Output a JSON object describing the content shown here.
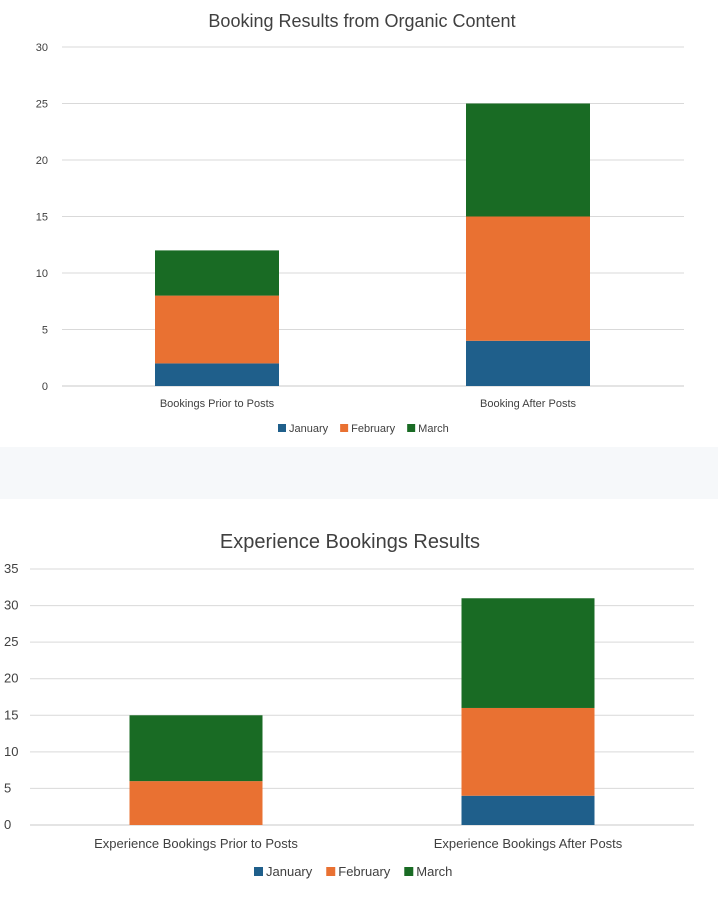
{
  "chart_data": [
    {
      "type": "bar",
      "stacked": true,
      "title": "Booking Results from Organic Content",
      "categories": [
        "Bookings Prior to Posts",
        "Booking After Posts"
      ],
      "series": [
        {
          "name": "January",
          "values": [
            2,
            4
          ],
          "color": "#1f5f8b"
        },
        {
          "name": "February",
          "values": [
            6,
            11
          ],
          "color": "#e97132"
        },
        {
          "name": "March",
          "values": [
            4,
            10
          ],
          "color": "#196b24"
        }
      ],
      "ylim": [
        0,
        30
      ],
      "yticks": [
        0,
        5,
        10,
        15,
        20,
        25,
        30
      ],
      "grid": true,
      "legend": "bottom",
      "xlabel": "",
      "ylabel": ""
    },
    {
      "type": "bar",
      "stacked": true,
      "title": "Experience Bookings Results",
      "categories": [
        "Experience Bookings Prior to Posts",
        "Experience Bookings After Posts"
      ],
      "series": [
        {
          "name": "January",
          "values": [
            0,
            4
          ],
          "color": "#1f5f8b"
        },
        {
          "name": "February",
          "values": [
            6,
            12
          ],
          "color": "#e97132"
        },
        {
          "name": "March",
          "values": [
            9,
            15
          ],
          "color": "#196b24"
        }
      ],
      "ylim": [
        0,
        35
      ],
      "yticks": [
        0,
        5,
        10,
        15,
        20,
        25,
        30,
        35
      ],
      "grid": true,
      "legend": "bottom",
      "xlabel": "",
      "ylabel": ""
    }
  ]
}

WHAT YOU HAVE TO DO:
With the pictures omitted, reproduce the records in full and exactly.

WRITTEN RESPONSE:
Output a JSON object describing the content shown here.
{
  "chart_data": [
    {
      "type": "bar",
      "stacked": true,
      "title": "Booking Results from Organic Content",
      "categories": [
        "Bookings Prior to Posts",
        "Booking After Posts"
      ],
      "series": [
        {
          "name": "January",
          "values": [
            2,
            4
          ],
          "color": "#1f5f8b"
        },
        {
          "name": "February",
          "values": [
            6,
            11
          ],
          "color": "#e97132"
        },
        {
          "name": "March",
          "values": [
            4,
            10
          ],
          "color": "#196b24"
        }
      ],
      "ylim": [
        0,
        30
      ],
      "yticks": [
        0,
        5,
        10,
        15,
        20,
        25,
        30
      ],
      "grid": true,
      "legend": "bottom",
      "xlabel": "",
      "ylabel": ""
    },
    {
      "type": "bar",
      "stacked": true,
      "title": "Experience Bookings Results",
      "categories": [
        "Experience Bookings Prior to Posts",
        "Experience Bookings After Posts"
      ],
      "series": [
        {
          "name": "January",
          "values": [
            0,
            4
          ],
          "color": "#1f5f8b"
        },
        {
          "name": "February",
          "values": [
            6,
            12
          ],
          "color": "#e97132"
        },
        {
          "name": "March",
          "values": [
            9,
            15
          ],
          "color": "#196b24"
        }
      ],
      "ylim": [
        0,
        35
      ],
      "yticks": [
        0,
        5,
        10,
        15,
        20,
        25,
        30,
        35
      ],
      "grid": true,
      "legend": "bottom",
      "xlabel": "",
      "ylabel": ""
    }
  ]
}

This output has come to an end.